══ Given records

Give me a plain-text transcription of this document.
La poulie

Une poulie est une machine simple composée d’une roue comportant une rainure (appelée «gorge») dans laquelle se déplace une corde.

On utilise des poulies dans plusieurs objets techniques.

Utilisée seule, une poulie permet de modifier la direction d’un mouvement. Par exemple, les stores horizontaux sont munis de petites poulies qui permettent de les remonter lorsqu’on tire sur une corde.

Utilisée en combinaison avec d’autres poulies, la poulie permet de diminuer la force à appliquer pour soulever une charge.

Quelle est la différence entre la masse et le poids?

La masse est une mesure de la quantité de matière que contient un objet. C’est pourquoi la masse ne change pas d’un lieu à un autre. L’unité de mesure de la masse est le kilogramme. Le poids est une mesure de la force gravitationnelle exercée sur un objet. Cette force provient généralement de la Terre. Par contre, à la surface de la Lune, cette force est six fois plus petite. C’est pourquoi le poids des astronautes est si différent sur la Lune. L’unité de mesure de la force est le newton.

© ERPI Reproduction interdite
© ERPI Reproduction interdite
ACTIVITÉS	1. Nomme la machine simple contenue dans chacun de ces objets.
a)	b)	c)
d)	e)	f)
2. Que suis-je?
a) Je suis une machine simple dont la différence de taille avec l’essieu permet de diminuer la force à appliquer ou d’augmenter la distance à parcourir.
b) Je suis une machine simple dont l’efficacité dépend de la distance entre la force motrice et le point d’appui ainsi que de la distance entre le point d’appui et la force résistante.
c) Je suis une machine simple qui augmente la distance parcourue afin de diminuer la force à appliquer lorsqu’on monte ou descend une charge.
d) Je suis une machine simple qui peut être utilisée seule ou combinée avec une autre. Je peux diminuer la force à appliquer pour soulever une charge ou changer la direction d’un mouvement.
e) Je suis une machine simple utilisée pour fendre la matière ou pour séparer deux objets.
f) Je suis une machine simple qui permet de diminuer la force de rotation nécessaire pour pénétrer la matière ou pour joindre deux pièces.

════

▶ _Short task_:
Copy out the full material exactly as it appears.

▶ _Answer to the task_:
Give me a plain-text transcription of this document.
La poulie

Une poulie est une machine simple composée d’une roue comportant une rainure (appelée «gorge») dans laquelle se déplace une corde.

On utilise des poulies dans plusieurs objets techniques.

Utilisée seule, une poulie permet de modifier la direction d’un mouvement. Par exemple, les stores horizontaux sont munis de petites poulies qui permettent de les remonter lorsqu’on tire sur une corde.

Utilisée en combinaison avec d’autres poulies, la poulie permet de diminuer la force à appliquer pour soulever une charge.

Quelle est la différence entre la masse et le poids?

La masse est une mesure de la quantité de matière que contient un objet. C’est pourquoi la masse ne change pas d’un lieu à un autre. L’unité de mesure de la masse est le kilogramme. Le poids est une mesure de la force gravitationnelle exercée sur un objet. Cette force provient généralement de la Terre. Par contre, à la surface de la Lune, cette force est six fois plus petite. C’est pourquoi le poids des astronautes est si différent sur la Lune. L’unité de mesure de la force est le newton.

© ERPI Reproduction interdite
© ERPI Reproduction interdite
ACTIVITÉS	1. Nomme la machine simple contenue dans chacun de ces objets.
a)	b)	c)
d)	e)	f)
2. Que suis-je?
a) Je suis une machine simple dont la différence de taille avec l’essieu permet de diminuer la force à appliquer ou d’augmenter la distance à parcourir.
b) Je suis une machine simple dont l’efficacité dépend de la distance entre la force motrice et le point d’appui ainsi que de la distance entre le point d’appui et la force résistante.
c) Je suis une machine simple qui augmente la distance parcourue afin de diminuer la force à appliquer lorsqu’on monte ou descend une charge.
d) Je suis une machine simple qui peut être utilisée seule ou combinée avec une autre. Je peux diminuer la force à appliquer pour soulever une charge ou changer la direction d’un mouvement.
e) Je suis une machine simple utilisée pour fendre la matière ou pour séparer deux objets.
f) Je suis une machine simple qui permet de diminuer la force de rotation nécessaire pour pénétrer la matière ou pour joindre deux pièces.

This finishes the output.